Stated goal -> Count every line that has the word "this". Give the number, without anything more.
┌──
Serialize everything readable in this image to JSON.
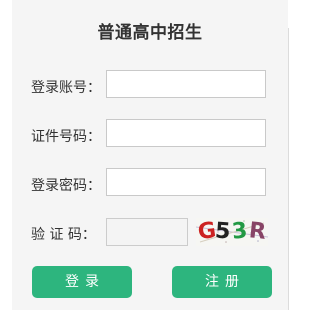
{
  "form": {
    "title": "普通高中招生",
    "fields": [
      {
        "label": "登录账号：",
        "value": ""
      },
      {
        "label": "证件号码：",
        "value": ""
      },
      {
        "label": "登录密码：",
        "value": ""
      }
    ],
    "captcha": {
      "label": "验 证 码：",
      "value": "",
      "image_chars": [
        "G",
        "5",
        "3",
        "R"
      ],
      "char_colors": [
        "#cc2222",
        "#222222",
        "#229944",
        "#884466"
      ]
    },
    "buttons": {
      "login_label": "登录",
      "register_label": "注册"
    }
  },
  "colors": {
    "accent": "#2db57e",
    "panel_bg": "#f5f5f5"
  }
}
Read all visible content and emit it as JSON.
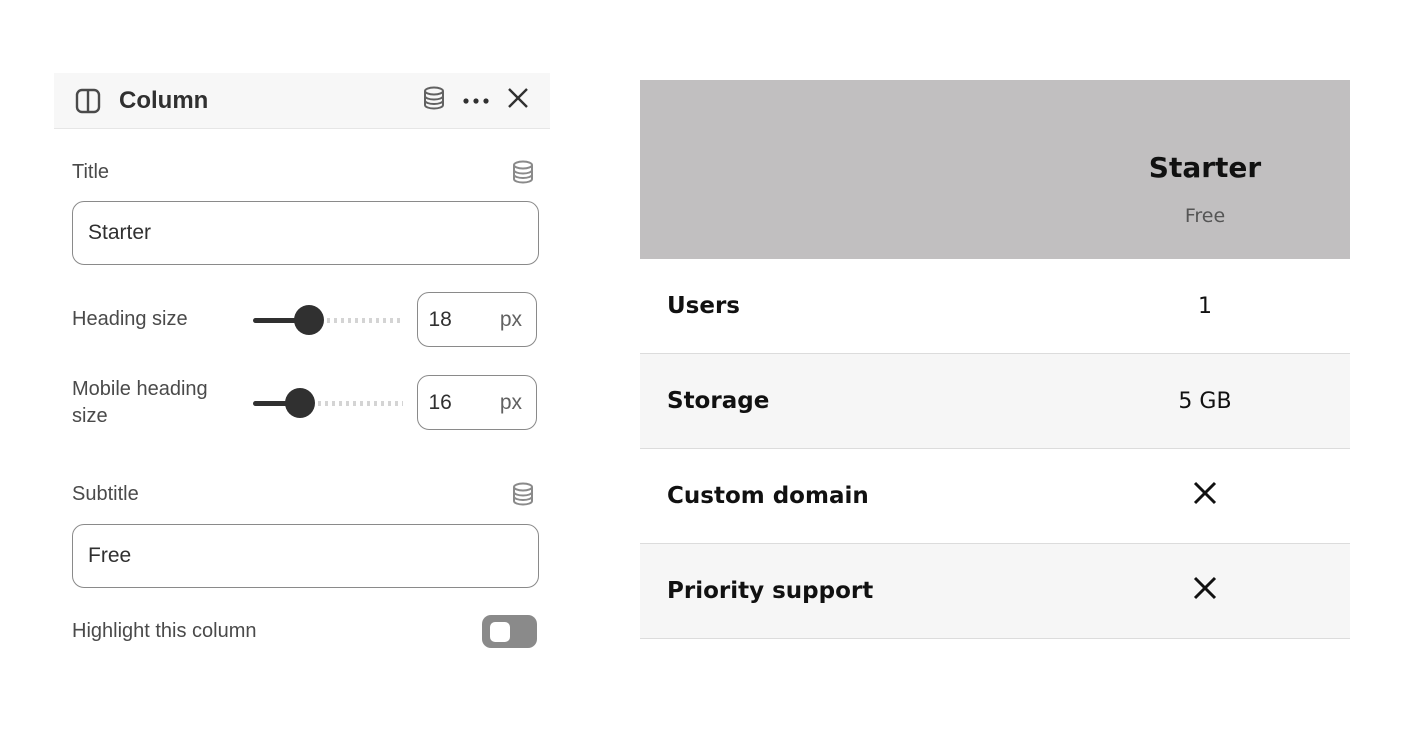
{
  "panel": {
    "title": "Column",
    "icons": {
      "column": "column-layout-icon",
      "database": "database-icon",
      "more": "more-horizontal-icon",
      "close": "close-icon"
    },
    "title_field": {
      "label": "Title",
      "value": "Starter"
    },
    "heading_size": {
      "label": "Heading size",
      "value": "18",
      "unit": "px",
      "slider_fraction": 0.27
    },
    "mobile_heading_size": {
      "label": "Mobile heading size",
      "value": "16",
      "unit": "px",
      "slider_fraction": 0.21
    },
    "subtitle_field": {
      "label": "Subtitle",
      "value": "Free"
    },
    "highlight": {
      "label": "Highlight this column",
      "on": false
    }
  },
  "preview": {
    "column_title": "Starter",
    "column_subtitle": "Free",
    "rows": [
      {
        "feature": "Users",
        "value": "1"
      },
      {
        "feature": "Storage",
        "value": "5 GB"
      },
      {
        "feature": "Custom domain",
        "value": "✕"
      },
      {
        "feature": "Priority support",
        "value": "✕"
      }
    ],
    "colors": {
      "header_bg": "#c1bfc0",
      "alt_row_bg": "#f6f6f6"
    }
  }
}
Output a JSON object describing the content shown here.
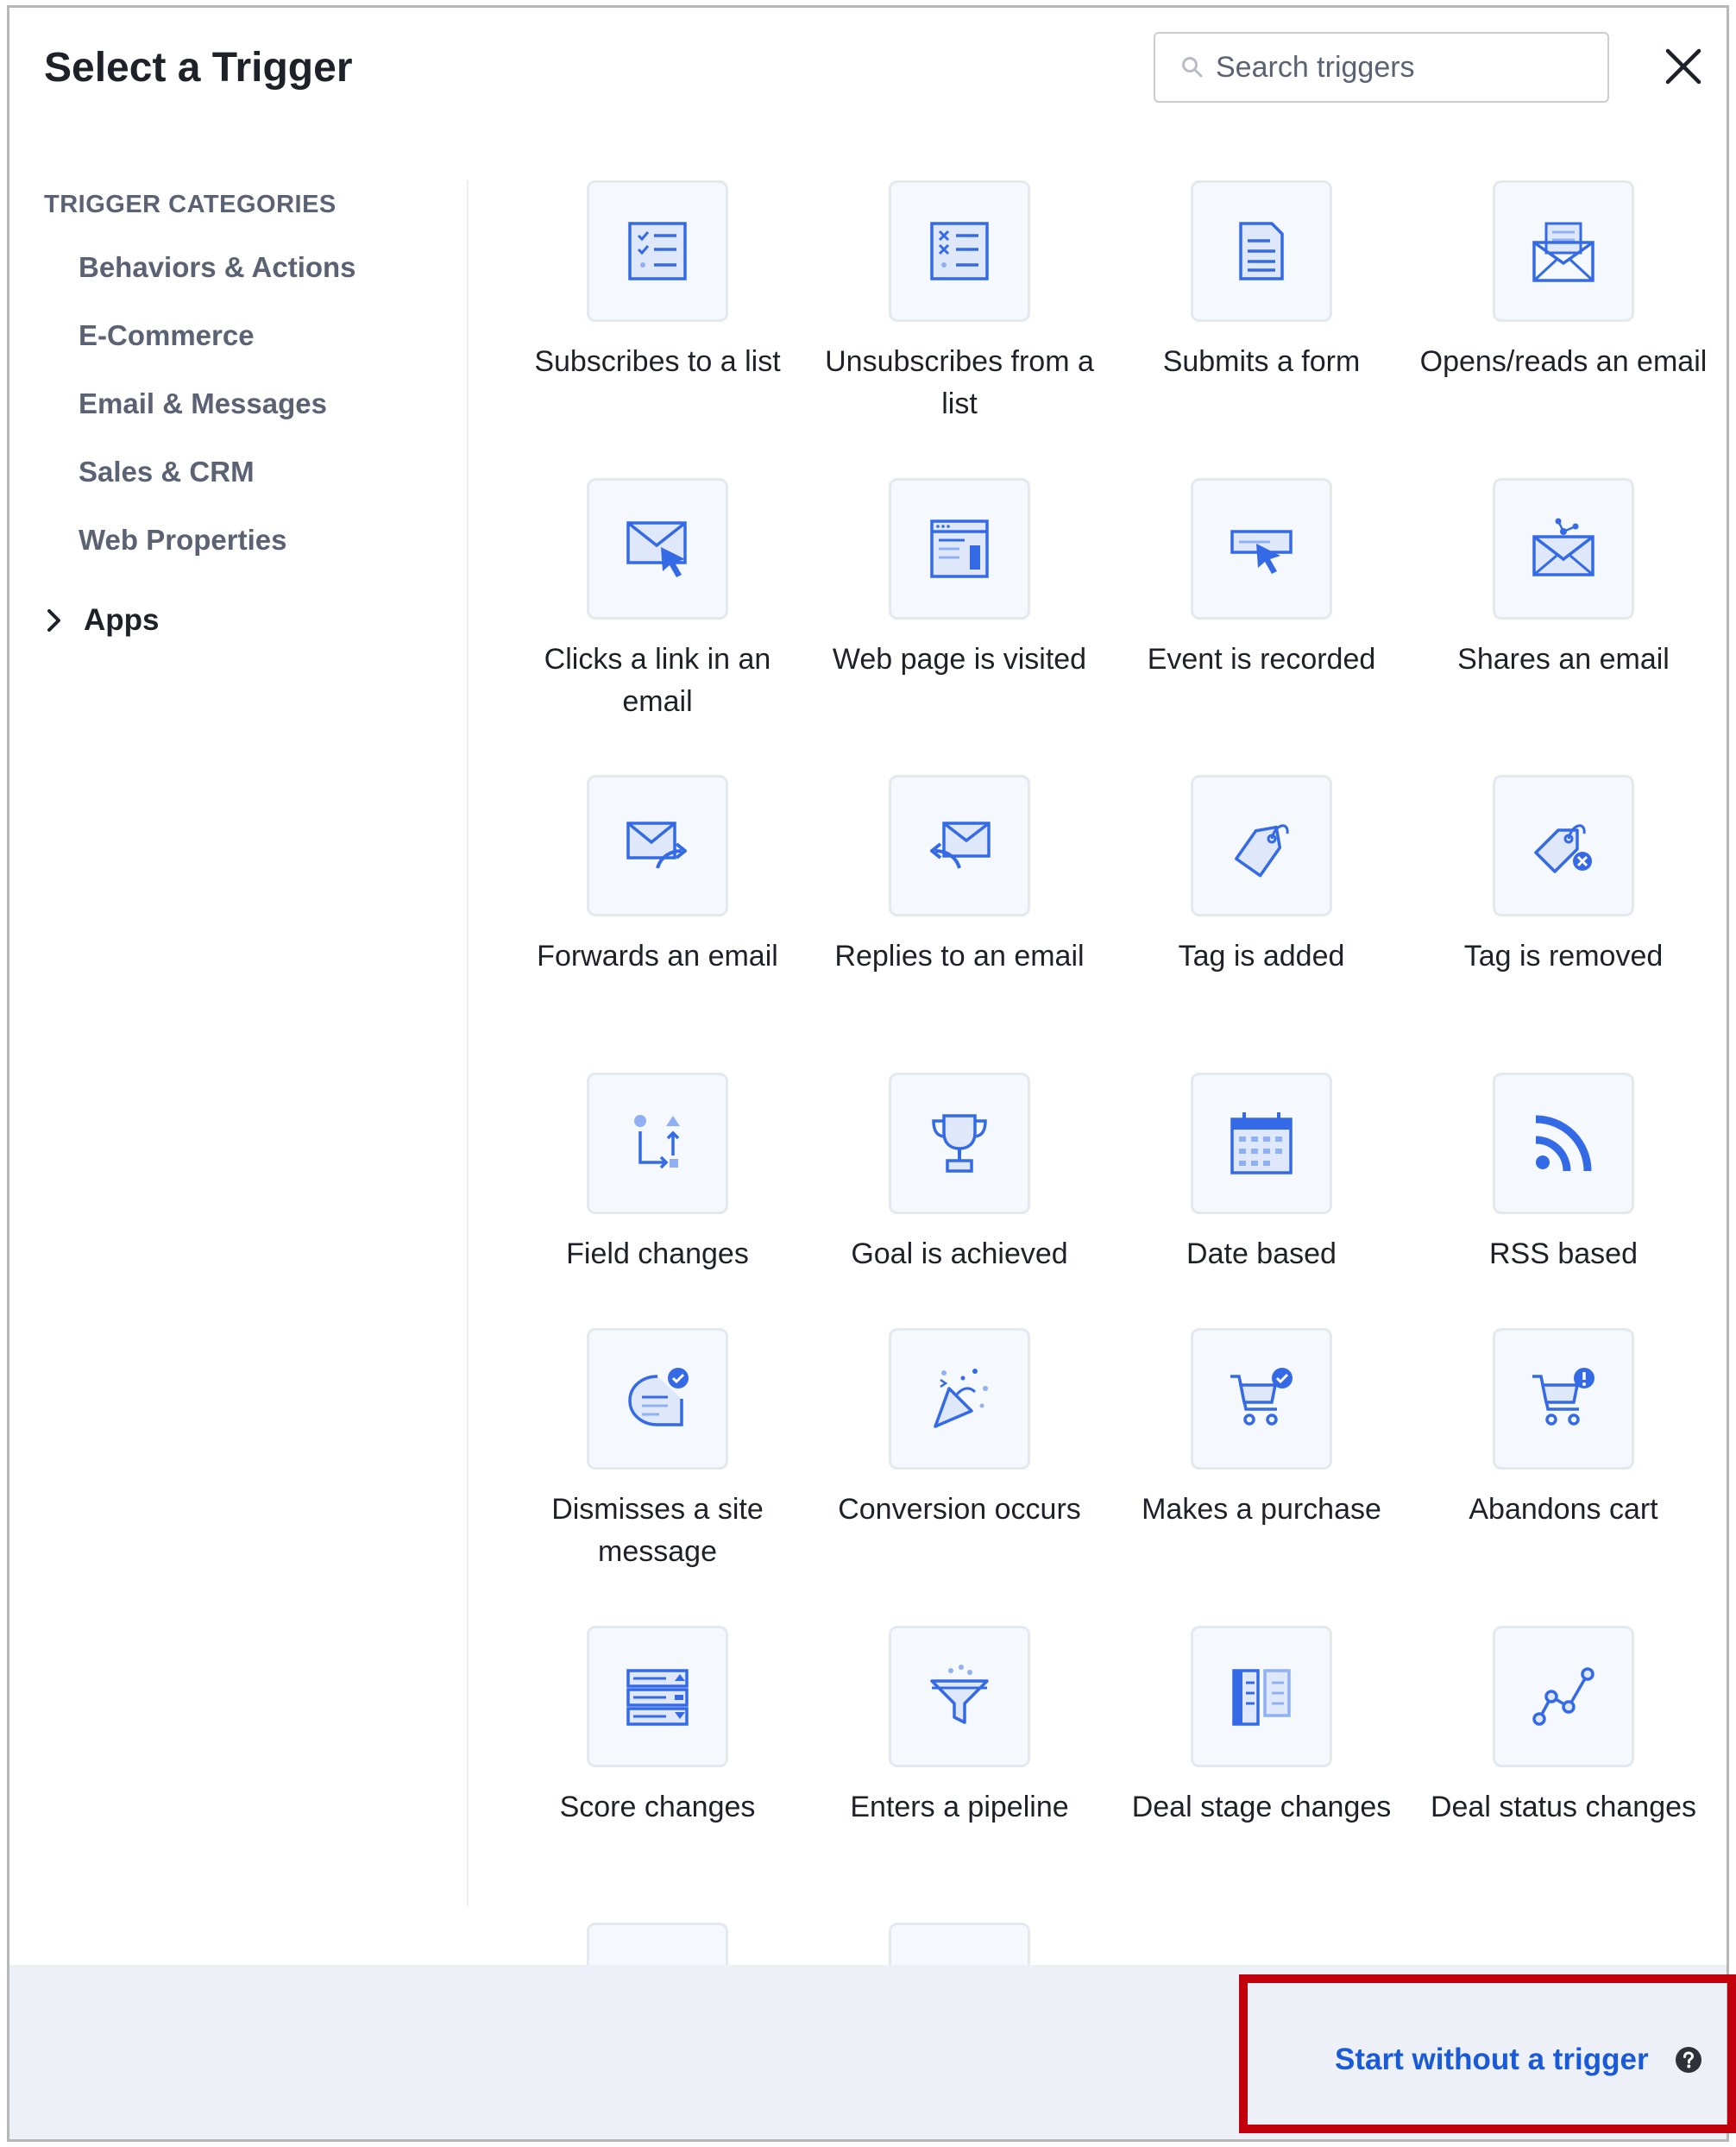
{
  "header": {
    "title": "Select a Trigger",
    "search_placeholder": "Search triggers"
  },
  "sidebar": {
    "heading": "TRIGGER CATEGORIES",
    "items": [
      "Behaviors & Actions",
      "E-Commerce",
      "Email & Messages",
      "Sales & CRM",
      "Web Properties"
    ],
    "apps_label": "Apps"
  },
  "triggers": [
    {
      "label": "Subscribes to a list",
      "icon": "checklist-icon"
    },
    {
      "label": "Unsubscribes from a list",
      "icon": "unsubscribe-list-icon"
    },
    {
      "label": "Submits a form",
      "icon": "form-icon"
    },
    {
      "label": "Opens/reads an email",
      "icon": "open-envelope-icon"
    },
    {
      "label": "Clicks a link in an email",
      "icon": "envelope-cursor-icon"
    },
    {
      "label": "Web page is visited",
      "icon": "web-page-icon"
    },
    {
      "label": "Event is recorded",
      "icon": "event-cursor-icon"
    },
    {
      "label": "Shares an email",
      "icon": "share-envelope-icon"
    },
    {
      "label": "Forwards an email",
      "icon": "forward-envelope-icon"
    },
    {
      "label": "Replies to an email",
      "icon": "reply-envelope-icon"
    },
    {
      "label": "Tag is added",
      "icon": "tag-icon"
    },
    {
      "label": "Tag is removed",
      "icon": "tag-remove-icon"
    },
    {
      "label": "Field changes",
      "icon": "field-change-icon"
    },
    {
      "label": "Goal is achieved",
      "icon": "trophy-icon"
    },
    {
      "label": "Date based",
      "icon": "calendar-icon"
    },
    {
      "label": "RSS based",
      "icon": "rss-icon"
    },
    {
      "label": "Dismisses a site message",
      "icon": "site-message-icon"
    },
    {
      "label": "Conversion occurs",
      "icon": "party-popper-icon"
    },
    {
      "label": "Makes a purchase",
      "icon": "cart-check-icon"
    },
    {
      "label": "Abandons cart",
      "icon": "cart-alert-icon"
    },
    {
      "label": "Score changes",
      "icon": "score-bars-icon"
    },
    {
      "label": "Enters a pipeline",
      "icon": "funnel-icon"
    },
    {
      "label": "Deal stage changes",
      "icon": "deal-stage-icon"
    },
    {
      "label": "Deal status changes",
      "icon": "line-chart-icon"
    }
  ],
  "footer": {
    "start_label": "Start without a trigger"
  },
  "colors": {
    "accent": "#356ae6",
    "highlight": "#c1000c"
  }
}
└──
┌──
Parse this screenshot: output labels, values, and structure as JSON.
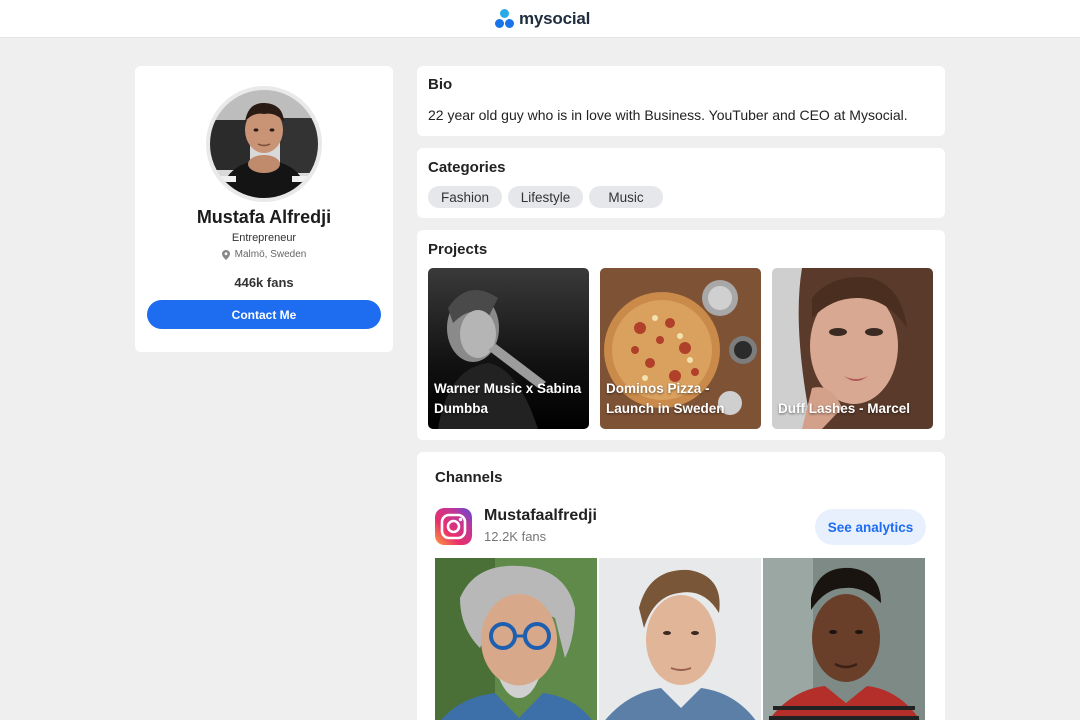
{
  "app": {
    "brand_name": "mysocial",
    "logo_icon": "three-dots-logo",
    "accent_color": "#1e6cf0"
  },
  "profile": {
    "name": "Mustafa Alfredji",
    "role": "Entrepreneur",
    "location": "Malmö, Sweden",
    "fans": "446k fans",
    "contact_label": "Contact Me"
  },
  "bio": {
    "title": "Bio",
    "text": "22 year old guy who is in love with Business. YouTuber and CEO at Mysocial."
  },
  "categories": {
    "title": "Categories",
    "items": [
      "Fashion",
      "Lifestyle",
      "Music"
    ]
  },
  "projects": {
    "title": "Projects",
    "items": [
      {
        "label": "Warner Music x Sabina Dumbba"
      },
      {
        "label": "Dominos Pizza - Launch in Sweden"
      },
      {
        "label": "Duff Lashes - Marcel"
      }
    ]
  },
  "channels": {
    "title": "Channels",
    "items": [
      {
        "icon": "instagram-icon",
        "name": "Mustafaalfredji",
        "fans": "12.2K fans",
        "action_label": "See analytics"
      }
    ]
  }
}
└──
Exercise result -> 3